-- BEGIN EXERCISE MATERIAL --
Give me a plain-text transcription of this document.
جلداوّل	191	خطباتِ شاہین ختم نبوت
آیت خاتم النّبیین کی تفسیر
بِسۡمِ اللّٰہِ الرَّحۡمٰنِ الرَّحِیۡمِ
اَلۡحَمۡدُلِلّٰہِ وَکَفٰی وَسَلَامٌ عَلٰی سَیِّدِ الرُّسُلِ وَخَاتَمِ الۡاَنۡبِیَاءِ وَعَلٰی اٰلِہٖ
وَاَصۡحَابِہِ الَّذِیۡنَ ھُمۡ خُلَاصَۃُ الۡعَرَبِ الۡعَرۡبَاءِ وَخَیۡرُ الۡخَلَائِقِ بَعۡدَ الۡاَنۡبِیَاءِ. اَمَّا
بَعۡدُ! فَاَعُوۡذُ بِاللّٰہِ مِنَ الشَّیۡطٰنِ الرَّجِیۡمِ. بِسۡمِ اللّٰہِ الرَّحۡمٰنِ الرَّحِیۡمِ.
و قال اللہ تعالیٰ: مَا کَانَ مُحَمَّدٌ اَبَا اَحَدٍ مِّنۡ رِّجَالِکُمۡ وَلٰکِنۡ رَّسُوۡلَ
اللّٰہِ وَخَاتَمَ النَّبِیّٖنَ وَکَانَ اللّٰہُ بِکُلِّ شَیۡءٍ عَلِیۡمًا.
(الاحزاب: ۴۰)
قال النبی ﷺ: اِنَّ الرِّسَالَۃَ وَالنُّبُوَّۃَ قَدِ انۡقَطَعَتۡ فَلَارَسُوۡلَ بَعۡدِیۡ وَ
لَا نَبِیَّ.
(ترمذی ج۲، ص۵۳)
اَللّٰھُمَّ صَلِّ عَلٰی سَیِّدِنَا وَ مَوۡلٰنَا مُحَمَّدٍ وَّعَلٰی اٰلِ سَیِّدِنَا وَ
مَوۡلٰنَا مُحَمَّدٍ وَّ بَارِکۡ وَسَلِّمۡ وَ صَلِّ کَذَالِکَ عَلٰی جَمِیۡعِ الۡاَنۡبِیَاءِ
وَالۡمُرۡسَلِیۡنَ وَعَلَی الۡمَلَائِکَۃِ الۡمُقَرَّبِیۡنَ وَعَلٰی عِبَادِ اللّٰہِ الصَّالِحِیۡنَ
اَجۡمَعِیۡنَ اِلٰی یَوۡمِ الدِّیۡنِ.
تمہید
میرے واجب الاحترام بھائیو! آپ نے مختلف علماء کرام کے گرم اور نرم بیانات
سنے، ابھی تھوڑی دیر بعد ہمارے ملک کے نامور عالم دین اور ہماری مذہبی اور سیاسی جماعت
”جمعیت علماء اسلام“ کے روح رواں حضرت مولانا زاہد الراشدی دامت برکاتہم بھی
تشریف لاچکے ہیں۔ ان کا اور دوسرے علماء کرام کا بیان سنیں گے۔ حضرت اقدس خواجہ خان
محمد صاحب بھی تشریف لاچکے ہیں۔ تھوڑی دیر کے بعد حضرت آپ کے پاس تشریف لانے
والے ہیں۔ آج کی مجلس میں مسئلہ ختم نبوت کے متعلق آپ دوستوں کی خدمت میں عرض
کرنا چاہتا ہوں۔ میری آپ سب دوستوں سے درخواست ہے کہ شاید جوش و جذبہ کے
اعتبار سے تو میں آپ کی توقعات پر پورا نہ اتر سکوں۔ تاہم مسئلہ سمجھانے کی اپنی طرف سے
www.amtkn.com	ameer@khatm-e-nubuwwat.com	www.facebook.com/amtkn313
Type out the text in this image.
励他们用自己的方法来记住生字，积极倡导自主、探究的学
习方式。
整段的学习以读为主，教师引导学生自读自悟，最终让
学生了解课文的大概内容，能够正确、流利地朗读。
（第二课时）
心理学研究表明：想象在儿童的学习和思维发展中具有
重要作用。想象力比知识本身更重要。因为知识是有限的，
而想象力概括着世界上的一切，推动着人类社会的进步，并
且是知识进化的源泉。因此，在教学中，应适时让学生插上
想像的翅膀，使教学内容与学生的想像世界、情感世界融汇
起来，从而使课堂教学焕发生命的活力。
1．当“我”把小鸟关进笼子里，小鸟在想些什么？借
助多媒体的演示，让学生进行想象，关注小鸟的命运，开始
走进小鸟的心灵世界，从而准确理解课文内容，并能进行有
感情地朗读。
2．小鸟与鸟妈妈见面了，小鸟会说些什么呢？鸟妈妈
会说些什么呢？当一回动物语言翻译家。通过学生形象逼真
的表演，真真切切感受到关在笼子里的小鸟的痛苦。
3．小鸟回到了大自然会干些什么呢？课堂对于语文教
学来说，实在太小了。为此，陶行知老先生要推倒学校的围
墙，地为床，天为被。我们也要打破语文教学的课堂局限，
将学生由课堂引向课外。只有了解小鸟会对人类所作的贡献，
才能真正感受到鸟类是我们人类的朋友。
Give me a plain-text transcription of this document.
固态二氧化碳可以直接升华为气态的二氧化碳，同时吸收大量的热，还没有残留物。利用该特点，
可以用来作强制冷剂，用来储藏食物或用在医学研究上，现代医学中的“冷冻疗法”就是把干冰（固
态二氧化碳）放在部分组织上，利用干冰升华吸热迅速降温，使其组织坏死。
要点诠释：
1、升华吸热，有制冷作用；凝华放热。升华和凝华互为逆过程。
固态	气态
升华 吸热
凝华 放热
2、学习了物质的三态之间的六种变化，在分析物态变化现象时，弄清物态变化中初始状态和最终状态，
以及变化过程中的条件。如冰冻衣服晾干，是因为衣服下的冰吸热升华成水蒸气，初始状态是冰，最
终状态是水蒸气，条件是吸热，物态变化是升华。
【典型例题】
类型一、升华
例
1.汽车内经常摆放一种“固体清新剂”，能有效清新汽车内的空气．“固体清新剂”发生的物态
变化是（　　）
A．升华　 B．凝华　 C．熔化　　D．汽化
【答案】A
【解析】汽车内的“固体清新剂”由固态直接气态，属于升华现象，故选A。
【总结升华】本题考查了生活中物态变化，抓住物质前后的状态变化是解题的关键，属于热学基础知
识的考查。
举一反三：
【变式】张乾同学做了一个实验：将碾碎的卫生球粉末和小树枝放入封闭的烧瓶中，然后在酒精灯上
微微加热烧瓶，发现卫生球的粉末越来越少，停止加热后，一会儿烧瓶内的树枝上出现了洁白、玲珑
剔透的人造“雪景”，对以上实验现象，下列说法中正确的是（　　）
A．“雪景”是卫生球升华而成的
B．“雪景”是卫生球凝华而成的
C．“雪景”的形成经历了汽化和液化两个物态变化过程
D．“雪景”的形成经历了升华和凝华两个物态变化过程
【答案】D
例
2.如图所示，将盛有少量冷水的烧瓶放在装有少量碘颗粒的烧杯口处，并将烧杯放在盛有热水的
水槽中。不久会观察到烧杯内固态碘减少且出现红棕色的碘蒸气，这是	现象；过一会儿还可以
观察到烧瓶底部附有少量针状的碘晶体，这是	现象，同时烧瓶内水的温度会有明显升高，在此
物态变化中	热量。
-- END EXERCISE MATERIAL --
Tally the lines in these entries that have the string "لاچکے" in them, then answer with the count and nothing else.

2